_Work to do_:
From the entries that follow, pick out all lines holding "жизни".

_Records shown_:
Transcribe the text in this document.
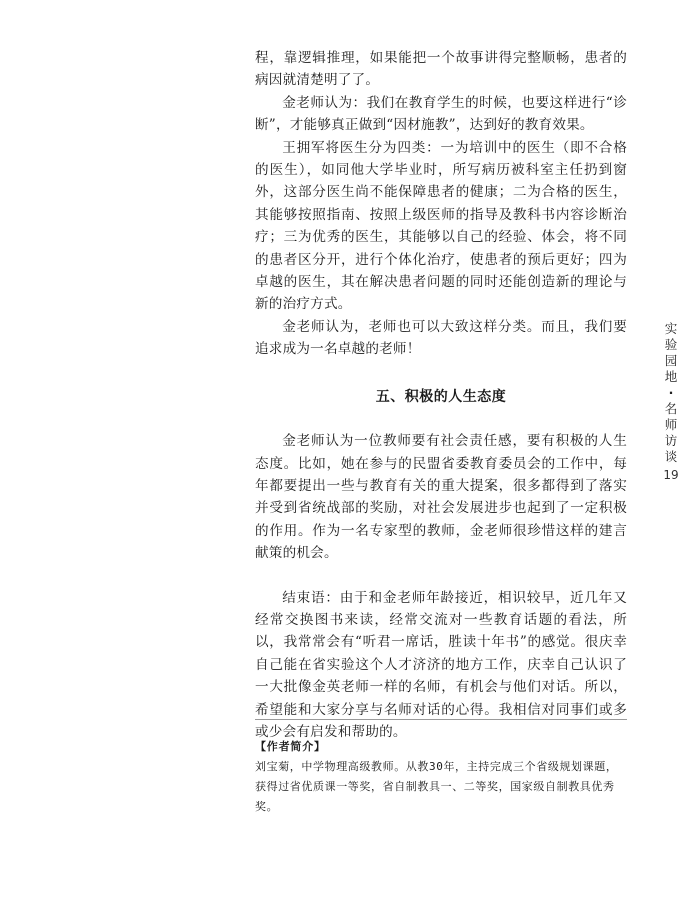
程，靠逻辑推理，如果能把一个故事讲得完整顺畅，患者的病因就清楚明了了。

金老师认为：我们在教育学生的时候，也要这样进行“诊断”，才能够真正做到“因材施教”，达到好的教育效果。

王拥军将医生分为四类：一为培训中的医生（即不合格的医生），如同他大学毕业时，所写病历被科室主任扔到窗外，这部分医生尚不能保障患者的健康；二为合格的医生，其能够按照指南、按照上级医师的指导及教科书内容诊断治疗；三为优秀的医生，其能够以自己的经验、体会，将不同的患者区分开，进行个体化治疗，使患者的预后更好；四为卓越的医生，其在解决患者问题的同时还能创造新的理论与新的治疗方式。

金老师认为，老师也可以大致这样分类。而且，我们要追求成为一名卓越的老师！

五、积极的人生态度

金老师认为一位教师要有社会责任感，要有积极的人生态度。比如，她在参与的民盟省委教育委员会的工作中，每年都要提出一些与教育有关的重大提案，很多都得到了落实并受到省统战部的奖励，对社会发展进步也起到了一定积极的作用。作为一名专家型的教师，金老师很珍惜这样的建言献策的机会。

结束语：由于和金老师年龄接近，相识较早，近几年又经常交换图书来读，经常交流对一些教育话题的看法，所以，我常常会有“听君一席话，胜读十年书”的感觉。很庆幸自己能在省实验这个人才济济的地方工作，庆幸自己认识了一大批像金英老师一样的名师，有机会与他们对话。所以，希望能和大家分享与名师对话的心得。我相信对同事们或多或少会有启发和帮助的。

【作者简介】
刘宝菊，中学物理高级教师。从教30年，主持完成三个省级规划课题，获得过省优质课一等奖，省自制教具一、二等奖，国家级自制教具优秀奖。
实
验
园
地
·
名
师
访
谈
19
---
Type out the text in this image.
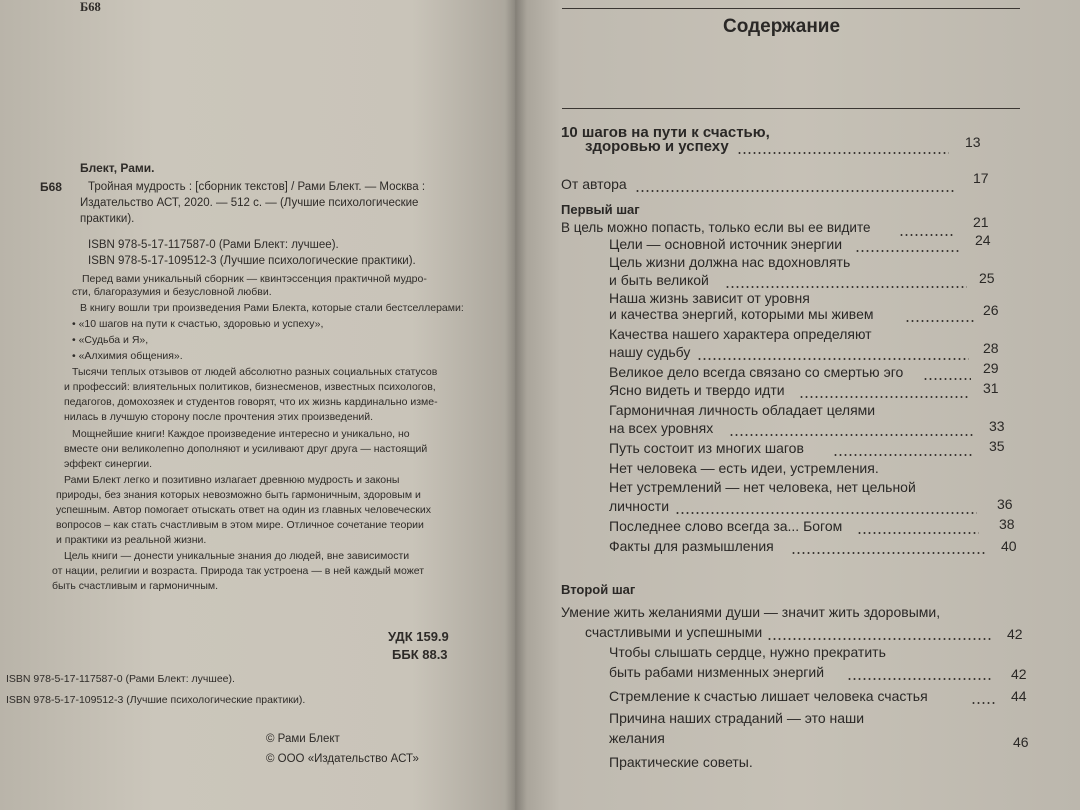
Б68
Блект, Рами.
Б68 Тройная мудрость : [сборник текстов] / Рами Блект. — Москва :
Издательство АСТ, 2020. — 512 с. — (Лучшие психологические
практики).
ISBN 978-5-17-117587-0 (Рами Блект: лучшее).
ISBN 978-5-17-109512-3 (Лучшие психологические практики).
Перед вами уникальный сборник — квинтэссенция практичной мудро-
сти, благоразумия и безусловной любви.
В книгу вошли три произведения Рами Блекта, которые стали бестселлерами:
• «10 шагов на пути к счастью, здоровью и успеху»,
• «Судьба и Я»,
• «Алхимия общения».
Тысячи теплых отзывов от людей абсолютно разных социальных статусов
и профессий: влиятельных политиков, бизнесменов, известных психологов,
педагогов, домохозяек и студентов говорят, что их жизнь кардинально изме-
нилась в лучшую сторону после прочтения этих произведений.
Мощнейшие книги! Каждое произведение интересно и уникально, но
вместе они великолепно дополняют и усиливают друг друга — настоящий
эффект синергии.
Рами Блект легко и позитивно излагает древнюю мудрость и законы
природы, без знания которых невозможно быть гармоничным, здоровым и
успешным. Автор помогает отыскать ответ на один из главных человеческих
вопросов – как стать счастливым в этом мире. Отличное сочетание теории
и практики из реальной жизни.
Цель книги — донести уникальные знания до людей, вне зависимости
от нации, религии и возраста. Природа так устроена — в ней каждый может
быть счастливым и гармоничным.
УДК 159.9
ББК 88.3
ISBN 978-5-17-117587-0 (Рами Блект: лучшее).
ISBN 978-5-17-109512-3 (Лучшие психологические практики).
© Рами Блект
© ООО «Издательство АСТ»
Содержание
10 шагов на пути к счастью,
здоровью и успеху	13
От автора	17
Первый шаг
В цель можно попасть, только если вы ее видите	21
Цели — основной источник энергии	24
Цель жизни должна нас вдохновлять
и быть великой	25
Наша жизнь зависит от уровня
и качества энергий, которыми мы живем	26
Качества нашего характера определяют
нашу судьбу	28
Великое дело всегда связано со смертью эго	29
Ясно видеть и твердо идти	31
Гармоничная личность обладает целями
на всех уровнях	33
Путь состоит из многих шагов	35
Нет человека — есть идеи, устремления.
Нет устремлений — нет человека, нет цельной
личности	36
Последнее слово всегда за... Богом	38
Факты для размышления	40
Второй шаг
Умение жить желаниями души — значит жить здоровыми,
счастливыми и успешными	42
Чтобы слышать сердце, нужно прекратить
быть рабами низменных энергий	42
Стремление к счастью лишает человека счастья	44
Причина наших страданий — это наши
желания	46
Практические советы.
...
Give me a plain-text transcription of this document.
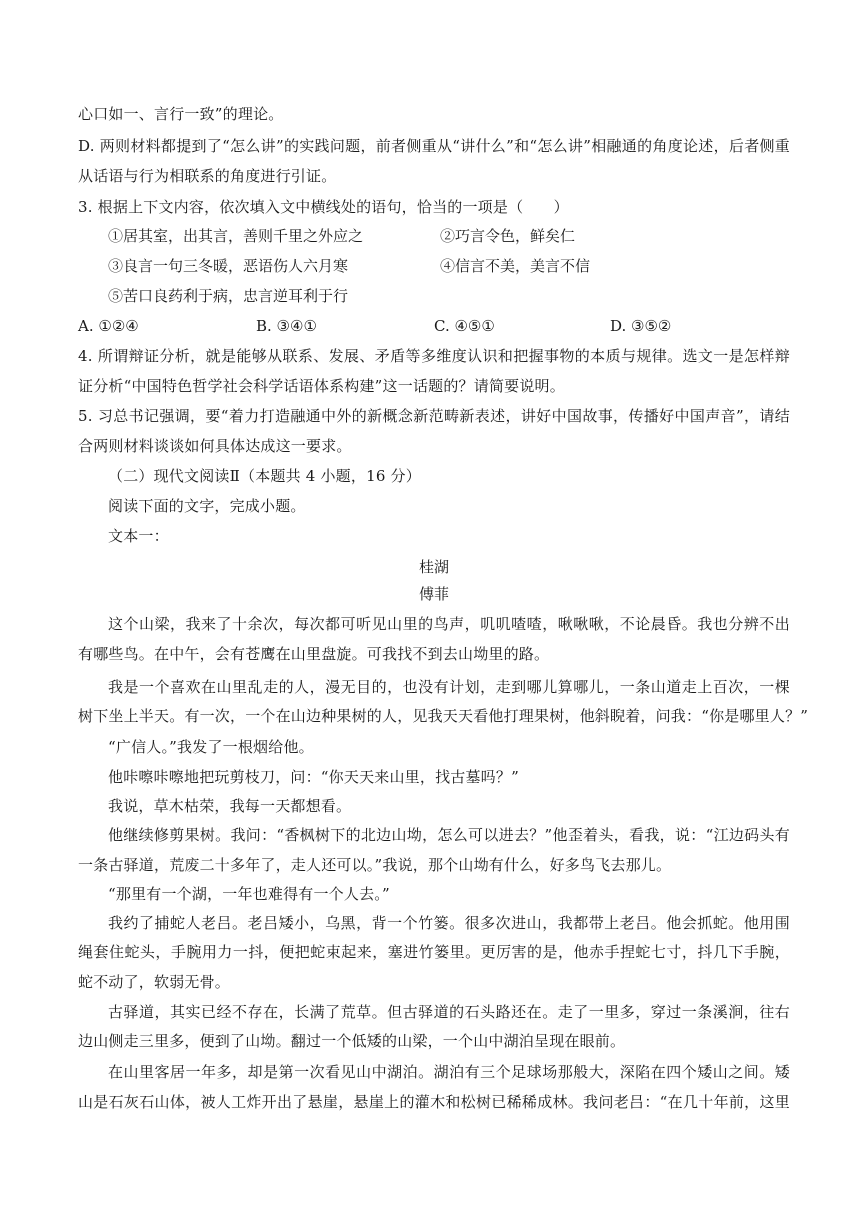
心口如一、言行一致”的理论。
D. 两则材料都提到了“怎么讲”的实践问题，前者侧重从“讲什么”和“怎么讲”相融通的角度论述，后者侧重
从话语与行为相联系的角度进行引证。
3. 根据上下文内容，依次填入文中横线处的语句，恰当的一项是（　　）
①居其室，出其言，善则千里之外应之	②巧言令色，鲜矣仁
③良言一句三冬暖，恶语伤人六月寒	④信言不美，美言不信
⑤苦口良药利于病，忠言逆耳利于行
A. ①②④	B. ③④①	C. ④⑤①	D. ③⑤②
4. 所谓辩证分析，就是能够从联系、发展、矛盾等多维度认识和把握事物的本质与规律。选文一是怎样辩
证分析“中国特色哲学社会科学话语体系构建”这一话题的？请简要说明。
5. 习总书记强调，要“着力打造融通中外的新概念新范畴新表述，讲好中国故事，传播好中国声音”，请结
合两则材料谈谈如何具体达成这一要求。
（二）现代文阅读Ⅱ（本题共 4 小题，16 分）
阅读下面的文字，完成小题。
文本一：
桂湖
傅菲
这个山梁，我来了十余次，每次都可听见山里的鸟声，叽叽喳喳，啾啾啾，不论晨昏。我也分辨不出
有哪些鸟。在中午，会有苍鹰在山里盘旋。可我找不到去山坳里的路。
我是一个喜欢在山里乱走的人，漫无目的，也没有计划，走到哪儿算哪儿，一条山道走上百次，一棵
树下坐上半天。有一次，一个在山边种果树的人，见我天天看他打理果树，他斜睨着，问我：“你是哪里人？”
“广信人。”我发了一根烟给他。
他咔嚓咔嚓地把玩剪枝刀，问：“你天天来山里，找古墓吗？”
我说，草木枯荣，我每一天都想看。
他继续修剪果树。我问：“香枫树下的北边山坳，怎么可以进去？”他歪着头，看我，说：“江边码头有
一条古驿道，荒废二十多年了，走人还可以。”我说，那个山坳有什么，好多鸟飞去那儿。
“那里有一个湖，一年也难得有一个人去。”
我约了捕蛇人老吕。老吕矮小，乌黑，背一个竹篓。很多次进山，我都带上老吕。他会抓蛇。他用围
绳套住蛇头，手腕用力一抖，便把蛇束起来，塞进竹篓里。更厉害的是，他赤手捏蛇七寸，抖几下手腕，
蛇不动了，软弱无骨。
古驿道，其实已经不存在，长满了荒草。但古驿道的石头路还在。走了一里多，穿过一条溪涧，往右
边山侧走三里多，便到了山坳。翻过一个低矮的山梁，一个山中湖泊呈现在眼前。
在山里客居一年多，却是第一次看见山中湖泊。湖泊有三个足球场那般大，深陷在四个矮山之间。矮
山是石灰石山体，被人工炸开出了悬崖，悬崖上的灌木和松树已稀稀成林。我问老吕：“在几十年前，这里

_Correct output_:
и практики из реальной жизни.
Цель жизни должна нас вдохновлять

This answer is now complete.